> **Requirements**: Copy the data exactly as it appears, and do not include any pictures.

> **Data section**:
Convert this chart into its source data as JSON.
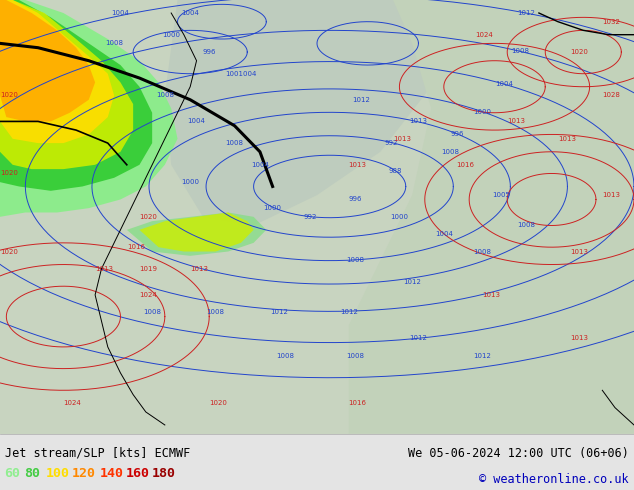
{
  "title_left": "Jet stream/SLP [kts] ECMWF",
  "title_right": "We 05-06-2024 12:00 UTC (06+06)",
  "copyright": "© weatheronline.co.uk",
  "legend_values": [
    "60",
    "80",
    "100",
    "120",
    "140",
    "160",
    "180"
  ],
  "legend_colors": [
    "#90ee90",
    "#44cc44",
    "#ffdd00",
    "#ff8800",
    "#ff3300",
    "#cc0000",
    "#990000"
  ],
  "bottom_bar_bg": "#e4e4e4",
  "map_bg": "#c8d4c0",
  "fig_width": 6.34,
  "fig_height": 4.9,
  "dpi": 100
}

> **Answer**:
Convert this chart into its source data as JSON.
{
  "title_left": "Jet stream/SLP [kts] ECMWF",
  "title_right": "We 05-06-2024 12:00 UTC (06+06)",
  "copyright": "© weatheronline.co.uk",
  "legend_values": [
    "60",
    "80",
    "100",
    "120",
    "140",
    "160",
    "180"
  ],
  "legend_colors": [
    "#90ee90",
    "#44cc44",
    "#ffdd00",
    "#ff8800",
    "#ff3300",
    "#cc0000",
    "#990000"
  ],
  "bottom_bar_bg": "#e4e4e4",
  "map_bg": "#c8d4c0",
  "fig_width": 6.34,
  "fig_height": 4.9,
  "dpi": 100
}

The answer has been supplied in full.